> **Problem details**
Return the whole listing, keeping every character the same.

> **Records shown**

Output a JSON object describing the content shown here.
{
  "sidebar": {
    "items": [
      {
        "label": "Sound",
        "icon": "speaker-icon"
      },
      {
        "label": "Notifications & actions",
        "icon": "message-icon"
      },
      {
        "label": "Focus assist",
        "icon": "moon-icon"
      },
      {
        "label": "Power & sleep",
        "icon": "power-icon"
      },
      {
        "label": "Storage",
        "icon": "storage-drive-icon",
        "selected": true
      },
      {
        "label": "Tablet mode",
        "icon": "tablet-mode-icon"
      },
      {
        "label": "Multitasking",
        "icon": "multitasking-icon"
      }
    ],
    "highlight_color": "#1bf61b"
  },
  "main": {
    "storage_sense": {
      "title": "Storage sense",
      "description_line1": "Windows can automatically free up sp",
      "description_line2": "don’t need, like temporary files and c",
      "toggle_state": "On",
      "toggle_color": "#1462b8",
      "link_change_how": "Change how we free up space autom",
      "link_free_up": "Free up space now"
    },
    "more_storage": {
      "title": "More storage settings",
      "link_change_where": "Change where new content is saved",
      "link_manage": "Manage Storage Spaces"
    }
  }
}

> **Task output**
Output a JSON object describing the content shown here.
{
  "sidebar": {
    "items": [
      {
        "label": "Sound",
        "icon": "speaker-icon"
      },
      {
        "label": "Notifications & actions",
        "icon": "message-icon"
      },
      {
        "label": "Focus assist",
        "icon": "moon-icon"
      },
      {
        "label": "Power & sleep",
        "icon": "power-icon"
      },
      {
        "label": "Storage",
        "icon": "storage-drive-icon",
        "selected": true
      },
      {
        "label": "Tablet mode",
        "icon": "tablet-mode-icon"
      },
      {
        "label": "Multitasking",
        "icon": "multitasking-icon"
      }
    ],
    "highlight_color": "#1bf61b"
  },
  "main": {
    "storage_sense": {
      "title": "Storage sense",
      "description_line1": "Windows can automatically free up sp",
      "description_line2": "don’t need, like temporary files and c",
      "toggle_state": "On",
      "toggle_color": "#1462b8",
      "link_change_how": "Change how we free up space autom",
      "link_free_up": "Free up space now"
    },
    "more_storage": {
      "title": "More storage settings",
      "link_change_where": "Change where new content is saved",
      "link_manage": "Manage Storage Spaces"
    }
  }
}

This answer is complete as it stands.